■ Problem description
Copy each of the rows below word for word, omitting the pictures.

(Boxed element entries)
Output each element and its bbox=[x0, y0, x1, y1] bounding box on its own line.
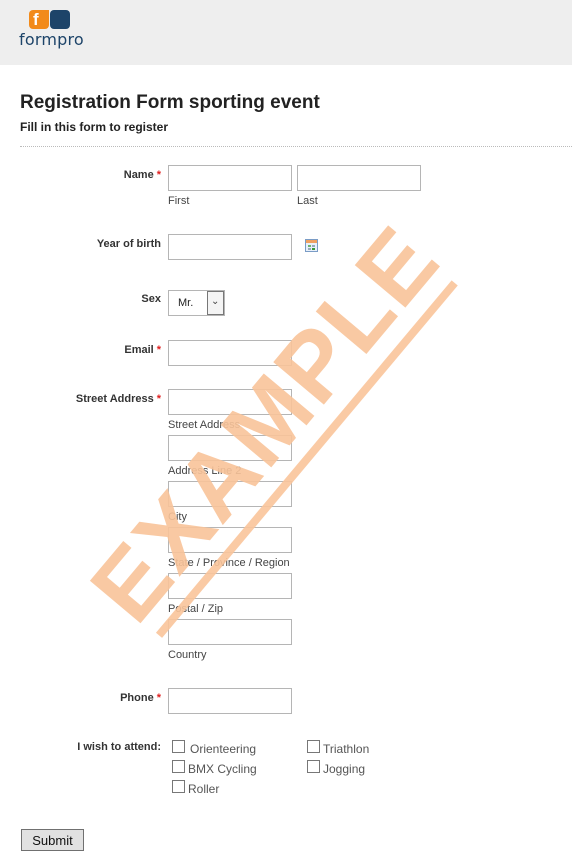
country-input[interactable] bbox=[168, 619, 292, 645]
submit-button[interactable]: Submit bbox=[21, 829, 84, 851]
orienteering-label[interactable]: Orienteering bbox=[190, 742, 256, 756]
state-sublabel: State / Province / Region bbox=[168, 557, 290, 569]
last-sublabel: Last bbox=[297, 195, 318, 207]
email-input[interactable] bbox=[168, 340, 292, 366]
chevron-down-icon: ⌄ bbox=[211, 296, 220, 307]
roller-label[interactable]: Roller bbox=[188, 782, 219, 796]
divider bbox=[20, 146, 572, 147]
country-sublabel: Country bbox=[168, 649, 207, 661]
required-marker: * bbox=[156, 393, 161, 405]
phone-input[interactable] bbox=[168, 688, 292, 714]
orienteering-checkbox[interactable] bbox=[172, 740, 185, 753]
first-sublabel: First bbox=[168, 195, 190, 207]
address-line-2-input[interactable] bbox=[168, 435, 292, 461]
dropdown-button[interactable]: ⌄ bbox=[207, 291, 224, 315]
phone-label: Phone * bbox=[120, 692, 161, 704]
jogging-label[interactable]: Jogging bbox=[323, 762, 365, 776]
street-address-sublabel: Street Address bbox=[168, 419, 241, 431]
postal-sublabel: Postal / Zip bbox=[168, 603, 224, 615]
state-input[interactable] bbox=[168, 527, 292, 553]
triathlon-checkbox[interactable] bbox=[307, 740, 320, 753]
year-of-birth-input[interactable] bbox=[168, 234, 292, 260]
first-name-input[interactable] bbox=[168, 165, 292, 191]
logo-navy-square bbox=[50, 10, 70, 29]
last-name-input[interactable] bbox=[297, 165, 421, 191]
street-address-label: Street Address * bbox=[75, 393, 161, 405]
jogging-checkbox[interactable] bbox=[307, 760, 320, 773]
name-label: Name * bbox=[123, 169, 161, 181]
brand-name: formpro bbox=[19, 30, 84, 49]
form-title: Registration Form sporting event bbox=[20, 92, 320, 113]
required-marker: * bbox=[156, 344, 161, 356]
address-line-2-sublabel: Address Line 2 bbox=[168, 465, 242, 477]
city-input[interactable] bbox=[168, 481, 292, 507]
logo-letter: f bbox=[33, 10, 39, 29]
street-address-input[interactable] bbox=[168, 389, 292, 415]
attend-label: I wish to attend: bbox=[77, 741, 161, 753]
postal-input[interactable] bbox=[168, 573, 292, 599]
required-marker: * bbox=[156, 169, 161, 181]
header: f formpro bbox=[0, 0, 572, 65]
year-of-birth-label: Year of birth bbox=[96, 238, 161, 250]
sex-select[interactable]: Mr. ⌄ bbox=[168, 290, 225, 316]
required-marker: * bbox=[156, 692, 161, 704]
form-subtitle: Fill in this form to register bbox=[20, 120, 169, 134]
email-label: Email * bbox=[124, 344, 161, 356]
triathlon-label[interactable]: Triathlon bbox=[323, 742, 369, 756]
formpro-logo[interactable]: f formpro bbox=[19, 9, 84, 53]
bmx-cycling-checkbox[interactable] bbox=[172, 760, 185, 773]
sex-label: Sex bbox=[141, 293, 161, 305]
calendar-icon[interactable] bbox=[305, 239, 318, 252]
roller-checkbox[interactable] bbox=[172, 780, 185, 793]
sex-selected-value: Mr. bbox=[178, 297, 194, 309]
city-sublabel: City bbox=[168, 511, 187, 523]
bmx-cycling-label[interactable]: BMX Cycling bbox=[188, 762, 257, 776]
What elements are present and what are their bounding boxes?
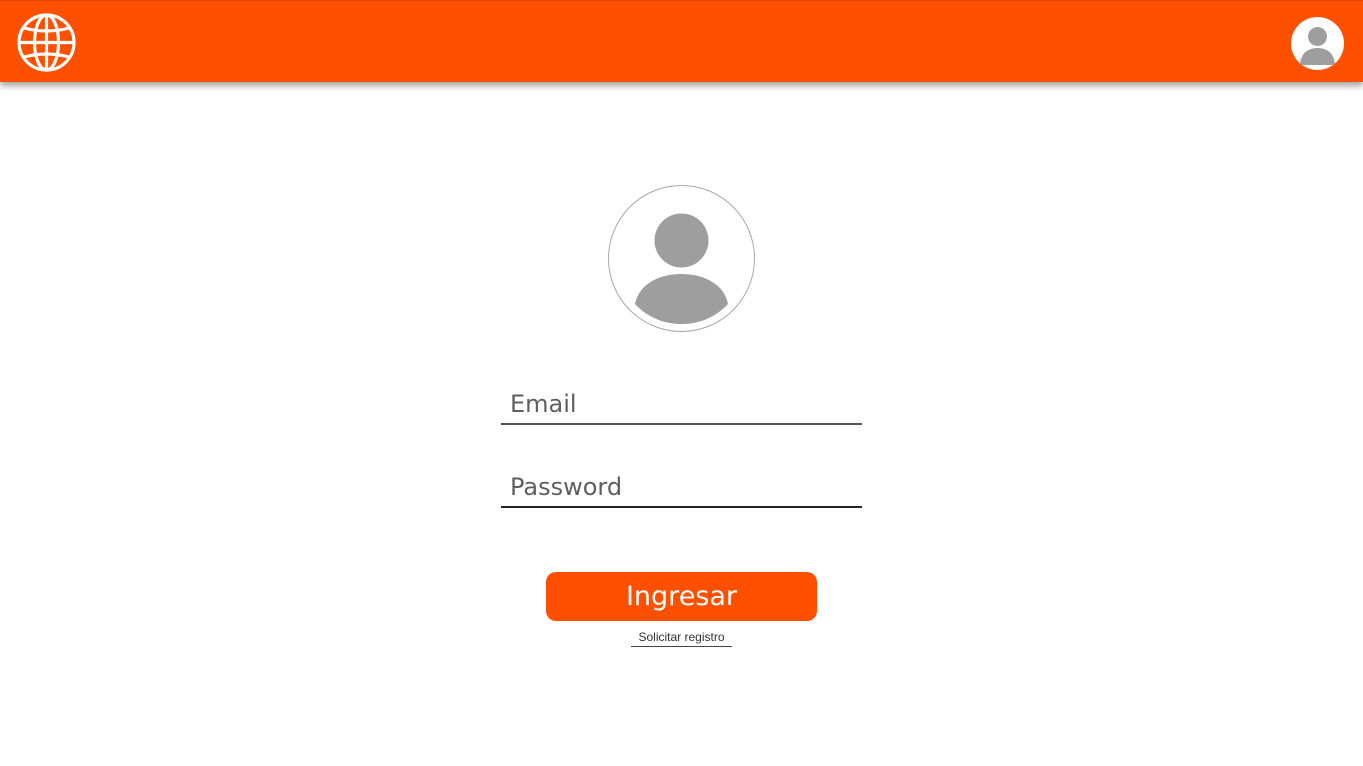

■ Solved problem
Output each element and its bbox=[x0, y0, x1, y1] bounding box on its own line.
country-input[interactable] bbox=[168, 619, 292, 645]
submit-button[interactable]: Submit bbox=[21, 829, 84, 851]
orienteering-label[interactable]: Orienteering bbox=[190, 742, 256, 756]
state-sublabel: State / Province / Region bbox=[168, 557, 290, 569]
last-sublabel: Last bbox=[297, 195, 318, 207]
email-input[interactable] bbox=[168, 340, 292, 366]
chevron-down-icon: ⌄ bbox=[211, 296, 220, 307]
roller-label[interactable]: Roller bbox=[188, 782, 219, 796]
divider bbox=[20, 146, 572, 147]
country-sublabel: Country bbox=[168, 649, 207, 661]
required-marker: * bbox=[156, 393, 161, 405]
phone-input[interactable] bbox=[168, 688, 292, 714]
orienteering-checkbox[interactable] bbox=[172, 740, 185, 753]
first-sublabel: First bbox=[168, 195, 190, 207]
address-line-2-input[interactable] bbox=[168, 435, 292, 461]
dropdown-button[interactable]: ⌄ bbox=[207, 291, 224, 315]
phone-label: Phone * bbox=[120, 692, 161, 704]
jogging-label[interactable]: Jogging bbox=[323, 762, 365, 776]
street-address-sublabel: Street Address bbox=[168, 419, 241, 431]
postal-sublabel: Postal / Zip bbox=[168, 603, 224, 615]
state-input[interactable] bbox=[168, 527, 292, 553]
triathlon-checkbox[interactable] bbox=[307, 740, 320, 753]
year-of-birth-input[interactable] bbox=[168, 234, 292, 260]
first-name-input[interactable] bbox=[168, 165, 292, 191]
logo-navy-square bbox=[50, 10, 70, 29]
last-name-input[interactable] bbox=[297, 165, 421, 191]
street-address-label: Street Address * bbox=[75, 393, 161, 405]
jogging-checkbox[interactable] bbox=[307, 760, 320, 773]
name-label: Name * bbox=[123, 169, 161, 181]
brand-name: formpro bbox=[19, 30, 84, 49]
form-title: Registration Form sporting event bbox=[20, 92, 320, 113]
required-marker: * bbox=[156, 344, 161, 356]
address-line-2-sublabel: Address Line 2 bbox=[168, 465, 242, 477]
city-input[interactable] bbox=[168, 481, 292, 507]
logo-letter: f bbox=[33, 10, 39, 29]
street-address-input[interactable] bbox=[168, 389, 292, 415]
attend-label: I wish to attend: bbox=[77, 741, 161, 753]
postal-input[interactable] bbox=[168, 573, 292, 599]
required-marker: * bbox=[156, 169, 161, 181]
header: f formpro bbox=[0, 0, 572, 65]
year-of-birth-label: Year of birth bbox=[96, 238, 161, 250]
sex-select[interactable]: Mr. ⌄ bbox=[168, 290, 225, 316]
required-marker: * bbox=[156, 692, 161, 704]
form-subtitle: Fill in this form to register bbox=[20, 120, 169, 134]
email-label: Email * bbox=[124, 344, 161, 356]
triathlon-label[interactable]: Triathlon bbox=[323, 742, 369, 756]
formpro-logo[interactable]: f formpro bbox=[19, 9, 84, 53]
bmx-cycling-checkbox[interactable] bbox=[172, 760, 185, 773]
sex-label: Sex bbox=[141, 293, 161, 305]
calendar-icon[interactable] bbox=[305, 239, 318, 252]
roller-checkbox[interactable] bbox=[172, 780, 185, 793]
sex-selected-value: Mr. bbox=[178, 297, 194, 309]
city-sublabel: City bbox=[168, 511, 187, 523]
bmx-cycling-label[interactable]: BMX Cycling bbox=[188, 762, 257, 776]
What elements are present and what are their bounding boxes?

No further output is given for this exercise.